**Rows**.
>>>

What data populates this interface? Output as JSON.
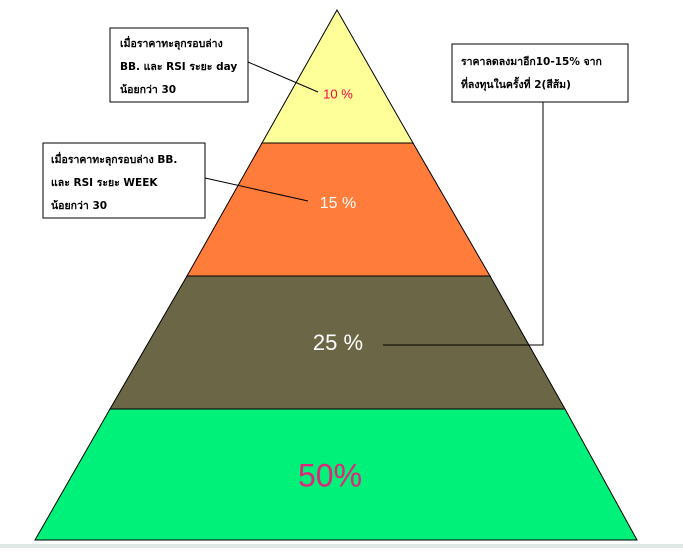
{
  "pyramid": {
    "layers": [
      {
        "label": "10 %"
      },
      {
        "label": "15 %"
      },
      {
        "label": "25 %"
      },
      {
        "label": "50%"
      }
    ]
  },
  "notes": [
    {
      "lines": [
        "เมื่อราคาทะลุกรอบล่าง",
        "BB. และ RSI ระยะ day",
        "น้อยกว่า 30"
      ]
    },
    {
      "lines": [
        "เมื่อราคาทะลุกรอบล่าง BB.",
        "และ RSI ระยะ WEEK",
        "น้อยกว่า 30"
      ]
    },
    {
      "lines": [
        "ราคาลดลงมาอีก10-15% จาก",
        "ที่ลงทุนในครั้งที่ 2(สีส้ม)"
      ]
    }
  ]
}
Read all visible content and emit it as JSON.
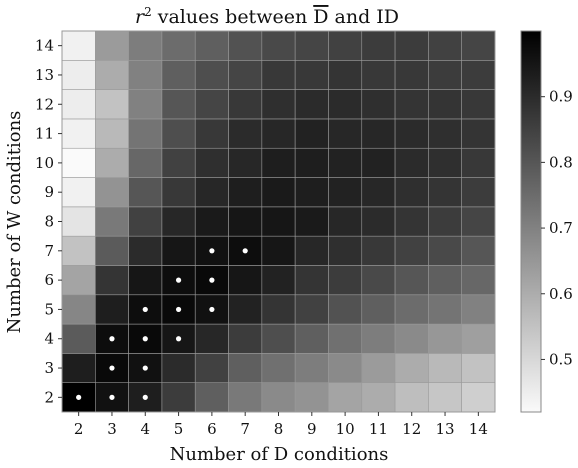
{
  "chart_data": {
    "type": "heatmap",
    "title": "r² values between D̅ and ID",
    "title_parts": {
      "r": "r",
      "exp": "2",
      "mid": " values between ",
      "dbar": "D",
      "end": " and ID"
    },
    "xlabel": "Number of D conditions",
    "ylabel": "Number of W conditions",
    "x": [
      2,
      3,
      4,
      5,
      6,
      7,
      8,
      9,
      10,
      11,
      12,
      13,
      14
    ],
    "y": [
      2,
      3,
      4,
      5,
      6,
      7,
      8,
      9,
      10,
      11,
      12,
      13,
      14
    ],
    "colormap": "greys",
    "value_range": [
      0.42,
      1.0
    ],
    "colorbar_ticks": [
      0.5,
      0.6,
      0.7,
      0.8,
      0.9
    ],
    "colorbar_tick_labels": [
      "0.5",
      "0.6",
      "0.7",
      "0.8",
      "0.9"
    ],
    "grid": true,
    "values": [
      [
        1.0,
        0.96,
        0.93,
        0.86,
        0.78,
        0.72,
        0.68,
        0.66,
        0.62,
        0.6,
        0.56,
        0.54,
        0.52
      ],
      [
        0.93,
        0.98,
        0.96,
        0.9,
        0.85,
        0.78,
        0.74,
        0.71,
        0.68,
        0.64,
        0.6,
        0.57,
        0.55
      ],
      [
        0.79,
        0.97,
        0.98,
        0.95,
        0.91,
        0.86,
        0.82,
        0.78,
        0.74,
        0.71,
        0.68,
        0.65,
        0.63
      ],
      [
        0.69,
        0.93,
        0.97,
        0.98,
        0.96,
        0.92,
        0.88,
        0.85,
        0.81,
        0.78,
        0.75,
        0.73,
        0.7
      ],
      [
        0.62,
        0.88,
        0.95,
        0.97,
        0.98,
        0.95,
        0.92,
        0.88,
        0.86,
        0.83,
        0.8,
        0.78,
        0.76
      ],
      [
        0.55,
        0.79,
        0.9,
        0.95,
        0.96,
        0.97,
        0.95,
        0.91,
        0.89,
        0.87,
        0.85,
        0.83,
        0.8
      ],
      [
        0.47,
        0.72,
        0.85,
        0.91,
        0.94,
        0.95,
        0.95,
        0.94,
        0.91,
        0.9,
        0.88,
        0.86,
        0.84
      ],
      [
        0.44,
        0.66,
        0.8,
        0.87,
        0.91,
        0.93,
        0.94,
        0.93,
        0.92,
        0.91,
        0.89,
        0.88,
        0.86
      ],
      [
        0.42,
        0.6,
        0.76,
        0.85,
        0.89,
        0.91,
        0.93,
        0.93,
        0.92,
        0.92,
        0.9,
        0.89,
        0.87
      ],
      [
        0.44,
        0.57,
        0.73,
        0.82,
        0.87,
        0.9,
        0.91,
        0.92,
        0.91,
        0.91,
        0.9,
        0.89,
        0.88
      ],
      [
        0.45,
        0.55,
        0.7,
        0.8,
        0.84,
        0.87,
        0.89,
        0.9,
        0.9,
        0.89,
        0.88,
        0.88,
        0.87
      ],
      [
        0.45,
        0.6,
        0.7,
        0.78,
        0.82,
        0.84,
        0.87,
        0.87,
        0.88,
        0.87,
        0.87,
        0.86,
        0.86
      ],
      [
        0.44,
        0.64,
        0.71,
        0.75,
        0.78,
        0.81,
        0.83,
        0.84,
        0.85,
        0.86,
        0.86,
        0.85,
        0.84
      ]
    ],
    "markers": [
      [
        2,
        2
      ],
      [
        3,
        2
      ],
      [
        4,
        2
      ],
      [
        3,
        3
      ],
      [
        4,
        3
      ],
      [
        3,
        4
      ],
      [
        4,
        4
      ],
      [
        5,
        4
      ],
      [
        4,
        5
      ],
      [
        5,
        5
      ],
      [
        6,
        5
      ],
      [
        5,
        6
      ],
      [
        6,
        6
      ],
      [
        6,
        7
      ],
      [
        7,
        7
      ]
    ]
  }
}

<<<

**Goal**.
Make an exact copy of the listing above. Do not include the pictures.

**Answer to the problem**.
What data populates this interface? Output as JSON.
{
  "pyramid": {
    "layers": [
      {
        "label": "10 %"
      },
      {
        "label": "15 %"
      },
      {
        "label": "25 %"
      },
      {
        "label": "50%"
      }
    ]
  },
  "notes": [
    {
      "lines": [
        "เมื่อราคาทะลุกรอบล่าง",
        "BB. และ RSI ระยะ day",
        "น้อยกว่า 30"
      ]
    },
    {
      "lines": [
        "เมื่อราคาทะลุกรอบล่าง BB.",
        "และ RSI ระยะ WEEK",
        "น้อยกว่า 30"
      ]
    },
    {
      "lines": [
        "ราคาลดลงมาอีก10-15% จาก",
        "ที่ลงทุนในครั้งที่ 2(สีส้ม)"
      ]
    }
  ]
}
Read all visible content and emit it as JSON.
{
  "chart_data": {
    "type": "heatmap",
    "title": "r² values between D̅ and ID",
    "title_parts": {
      "r": "r",
      "exp": "2",
      "mid": " values between ",
      "dbar": "D",
      "end": " and ID"
    },
    "xlabel": "Number of D conditions",
    "ylabel": "Number of W conditions",
    "x": [
      2,
      3,
      4,
      5,
      6,
      7,
      8,
      9,
      10,
      11,
      12,
      13,
      14
    ],
    "y": [
      2,
      3,
      4,
      5,
      6,
      7,
      8,
      9,
      10,
      11,
      12,
      13,
      14
    ],
    "colormap": "greys",
    "value_range": [
      0.42,
      1.0
    ],
    "colorbar_ticks": [
      0.5,
      0.6,
      0.7,
      0.8,
      0.9
    ],
    "colorbar_tick_labels": [
      "0.5",
      "0.6",
      "0.7",
      "0.8",
      "0.9"
    ],
    "grid": true,
    "values": [
      [
        1.0,
        0.96,
        0.93,
        0.86,
        0.78,
        0.72,
        0.68,
        0.66,
        0.62,
        0.6,
        0.56,
        0.54,
        0.52
      ],
      [
        0.93,
        0.98,
        0.96,
        0.9,
        0.85,
        0.78,
        0.74,
        0.71,
        0.68,
        0.64,
        0.6,
        0.57,
        0.55
      ],
      [
        0.79,
        0.97,
        0.98,
        0.95,
        0.91,
        0.86,
        0.82,
        0.78,
        0.74,
        0.71,
        0.68,
        0.65,
        0.63
      ],
      [
        0.69,
        0.93,
        0.97,
        0.98,
        0.96,
        0.92,
        0.88,
        0.85,
        0.81,
        0.78,
        0.75,
        0.73,
        0.7
      ],
      [
        0.62,
        0.88,
        0.95,
        0.97,
        0.98,
        0.95,
        0.92,
        0.88,
        0.86,
        0.83,
        0.8,
        0.78,
        0.76
      ],
      [
        0.55,
        0.79,
        0.9,
        0.95,
        0.96,
        0.97,
        0.95,
        0.91,
        0.89,
        0.87,
        0.85,
        0.83,
        0.8
      ],
      [
        0.47,
        0.72,
        0.85,
        0.91,
        0.94,
        0.95,
        0.95,
        0.94,
        0.91,
        0.9,
        0.88,
        0.86,
        0.84
      ],
      [
        0.44,
        0.66,
        0.8,
        0.87,
        0.91,
        0.93,
        0.94,
        0.93,
        0.92,
        0.91,
        0.89,
        0.88,
        0.86
      ],
      [
        0.42,
        0.6,
        0.76,
        0.85,
        0.89,
        0.91,
        0.93,
        0.93,
        0.92,
        0.92,
        0.9,
        0.89,
        0.87
      ],
      [
        0.44,
        0.57,
        0.73,
        0.82,
        0.87,
        0.9,
        0.91,
        0.92,
        0.91,
        0.91,
        0.9,
        0.89,
        0.88
      ],
      [
        0.45,
        0.55,
        0.7,
        0.8,
        0.84,
        0.87,
        0.89,
        0.9,
        0.9,
        0.89,
        0.88,
        0.88,
        0.87
      ],
      [
        0.45,
        0.6,
        0.7,
        0.78,
        0.82,
        0.84,
        0.87,
        0.87,
        0.88,
        0.87,
        0.87,
        0.86,
        0.86
      ],
      [
        0.44,
        0.64,
        0.71,
        0.75,
        0.78,
        0.81,
        0.83,
        0.84,
        0.85,
        0.86,
        0.86,
        0.85,
        0.84
      ]
    ],
    "markers": [
      [
        2,
        2
      ],
      [
        3,
        2
      ],
      [
        4,
        2
      ],
      [
        3,
        3
      ],
      [
        4,
        3
      ],
      [
        3,
        4
      ],
      [
        4,
        4
      ],
      [
        5,
        4
      ],
      [
        4,
        5
      ],
      [
        5,
        5
      ],
      [
        6,
        5
      ],
      [
        5,
        6
      ],
      [
        6,
        6
      ],
      [
        6,
        7
      ],
      [
        7,
        7
      ]
    ]
  }
}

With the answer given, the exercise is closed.